• Work task:
Among the entries below, find every line that has "Prevention" and pull it out.

• Supplied records:

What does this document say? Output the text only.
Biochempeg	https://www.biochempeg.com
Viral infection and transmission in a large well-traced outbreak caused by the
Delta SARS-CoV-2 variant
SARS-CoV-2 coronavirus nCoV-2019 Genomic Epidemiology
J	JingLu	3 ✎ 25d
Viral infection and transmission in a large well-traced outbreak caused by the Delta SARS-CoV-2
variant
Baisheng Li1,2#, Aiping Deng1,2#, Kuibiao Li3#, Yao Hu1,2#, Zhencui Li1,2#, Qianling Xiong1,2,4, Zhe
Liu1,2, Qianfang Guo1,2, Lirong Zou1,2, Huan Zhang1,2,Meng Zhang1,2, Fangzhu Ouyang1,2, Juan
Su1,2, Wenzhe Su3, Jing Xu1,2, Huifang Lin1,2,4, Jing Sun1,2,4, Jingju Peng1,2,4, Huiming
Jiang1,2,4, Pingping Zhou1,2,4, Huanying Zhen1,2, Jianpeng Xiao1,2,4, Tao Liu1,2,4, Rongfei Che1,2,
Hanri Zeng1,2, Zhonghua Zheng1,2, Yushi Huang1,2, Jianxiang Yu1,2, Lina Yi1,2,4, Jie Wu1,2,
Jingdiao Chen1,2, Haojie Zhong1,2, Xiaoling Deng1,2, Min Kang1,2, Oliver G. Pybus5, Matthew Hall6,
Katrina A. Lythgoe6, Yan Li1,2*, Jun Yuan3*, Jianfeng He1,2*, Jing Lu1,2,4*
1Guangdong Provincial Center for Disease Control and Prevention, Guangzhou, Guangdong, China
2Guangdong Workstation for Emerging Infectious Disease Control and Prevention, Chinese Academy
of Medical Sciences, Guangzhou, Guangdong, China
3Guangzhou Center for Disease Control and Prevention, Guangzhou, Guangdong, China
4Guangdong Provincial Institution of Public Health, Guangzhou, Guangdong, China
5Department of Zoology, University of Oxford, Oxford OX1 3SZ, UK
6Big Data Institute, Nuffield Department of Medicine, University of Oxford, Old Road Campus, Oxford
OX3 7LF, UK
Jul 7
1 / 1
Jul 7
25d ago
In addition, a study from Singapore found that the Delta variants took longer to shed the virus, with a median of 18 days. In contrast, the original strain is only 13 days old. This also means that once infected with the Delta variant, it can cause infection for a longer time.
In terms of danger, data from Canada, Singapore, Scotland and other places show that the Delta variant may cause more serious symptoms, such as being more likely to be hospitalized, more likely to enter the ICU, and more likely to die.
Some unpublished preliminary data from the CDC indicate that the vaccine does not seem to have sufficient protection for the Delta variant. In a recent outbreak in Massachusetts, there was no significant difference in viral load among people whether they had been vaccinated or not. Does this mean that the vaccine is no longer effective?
==
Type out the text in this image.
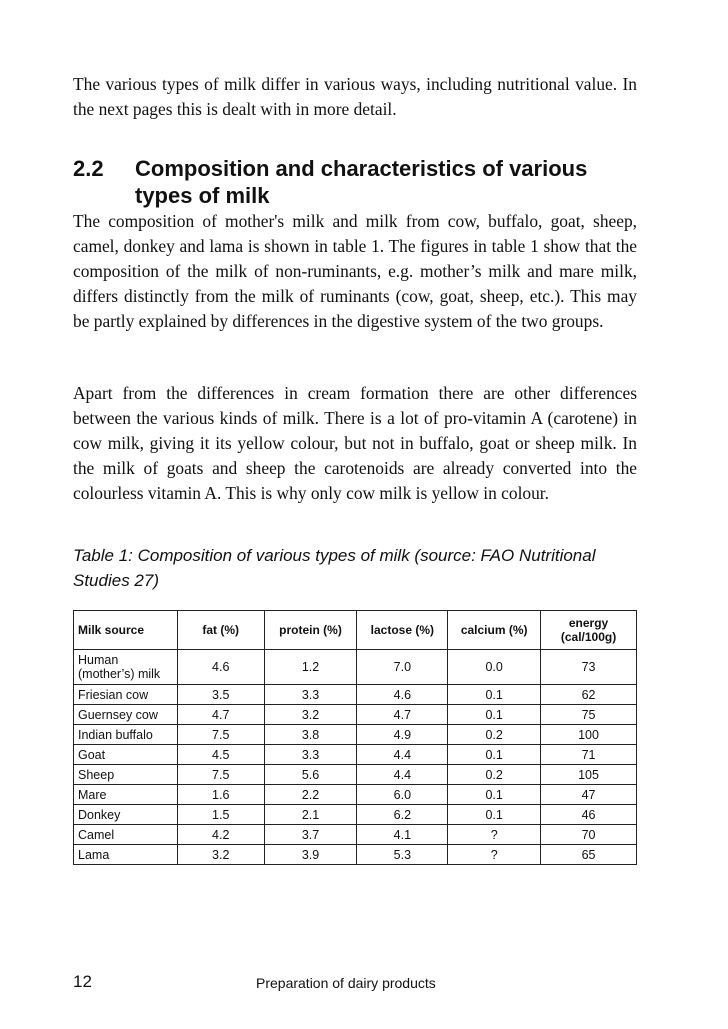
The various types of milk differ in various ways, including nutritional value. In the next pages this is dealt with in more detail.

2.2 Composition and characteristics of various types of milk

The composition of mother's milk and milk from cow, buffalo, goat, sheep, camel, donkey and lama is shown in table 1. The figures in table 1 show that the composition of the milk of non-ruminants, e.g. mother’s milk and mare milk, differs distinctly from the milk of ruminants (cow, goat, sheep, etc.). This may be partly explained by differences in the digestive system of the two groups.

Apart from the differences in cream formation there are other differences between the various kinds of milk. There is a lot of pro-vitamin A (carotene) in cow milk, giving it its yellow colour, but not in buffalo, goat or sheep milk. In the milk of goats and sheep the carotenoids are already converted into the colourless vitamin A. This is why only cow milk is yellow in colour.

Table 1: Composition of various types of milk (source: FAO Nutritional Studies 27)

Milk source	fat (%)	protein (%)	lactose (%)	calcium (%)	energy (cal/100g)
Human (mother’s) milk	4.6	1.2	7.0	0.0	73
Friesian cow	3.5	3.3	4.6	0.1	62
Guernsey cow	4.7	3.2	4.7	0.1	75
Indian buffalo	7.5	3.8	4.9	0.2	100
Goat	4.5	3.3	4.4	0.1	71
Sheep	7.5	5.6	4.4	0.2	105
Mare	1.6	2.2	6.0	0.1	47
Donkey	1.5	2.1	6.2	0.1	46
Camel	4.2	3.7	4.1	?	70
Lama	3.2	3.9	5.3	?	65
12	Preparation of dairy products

• Exercise solution:
1Guangdong Provincial Center for Disease Control and Prevention, Guangzhou, Guangdong, China
2Guangdong Workstation for Emerging Infectious Disease Control and Prevention, Chinese Academy
3Guangzhou Center for Disease Control and Prevention, Guangzhou, Guangdong, China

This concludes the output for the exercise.